* START Extract to read *

On 05/01/2012 12:19 PM, Roger Bivand wrote:
> On Thu, 5 Jan 2012, pgalpern wrote:
>
>> I did some further research into my own question when I twigged to 
>> the idea that this might be a memory leak with the GEOS library.
>>
>> It seems likely that is, and has been documented in this forum this 
>> October past: 
>> https://mailman.stat.ethz.ch/pipermail/r-sig-geo/2011-October/013289.html
>>
>> As of October there didn't appear to be any real resolution to the 
>> problem, except - perhaps - to run rgeos under Linux.
>>
>> Is this the status quo?
>
> The issue with rgeos/GEOS is unresolved, and has led to at least two 
> releases in the mean time. Using Linux does not help. It may be 
> possible to run with dissolve=FALSE, and step through chunks of 
> feature classes, in separate R scripts. However, it isn't just an 
> rgeos issue, as:
>
> library(raster)

* END Extract to read *

### Tasks
1. Translate this sentence from the forum exchange about the rgeos memory leak into Spanish: "The issue with rgeos/GEOS is unresolved, and has led to at least two releases in the mean time."
2. Reproduce the passage of the forum exchange about the rgeos memory leak starting at "On 05/01/2012 12:19" and ending at "the status quo?".

* START Data section *

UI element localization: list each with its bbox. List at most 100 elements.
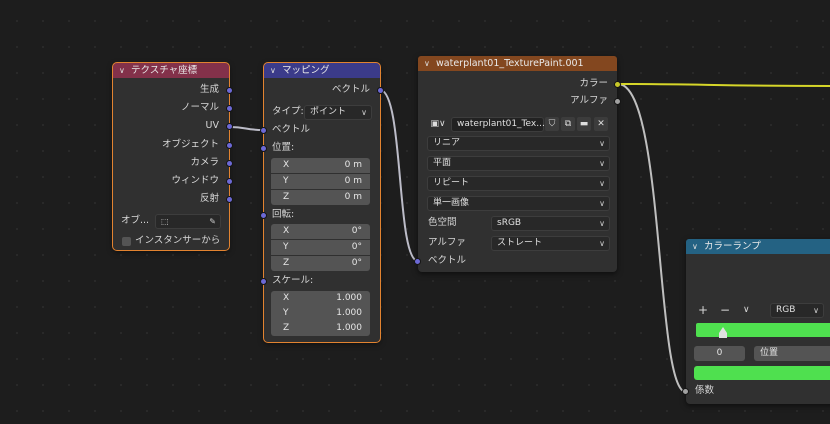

* END Data section *

### Answer set
1. El problema con rgeos/GEOS sigue sin resolverse y ha dado lugar, entretanto, a al menos dos nuevas versiones.

2.
On 05/01/2012 12:19 PM, Roger Bivand wrote:
> On Thu, 5 Jan 2012, pgalpern wrote:
>
>> I did some further research into my own question when I twigged to 
>> the idea that this might be a memory leak with the GEOS library.
>>
>> It seems likely that is, and has been documented in this forum this 
>> October past: 
>> https://mailman.stat.ethz.ch/pipermail/r-sig-geo/2011-October/013289.html
>>
>> As of October there didn't appear to be any real resolution to the 
>> problem, except - perhaps - to run rgeos under Linux.
>>
>> Is this the status quo?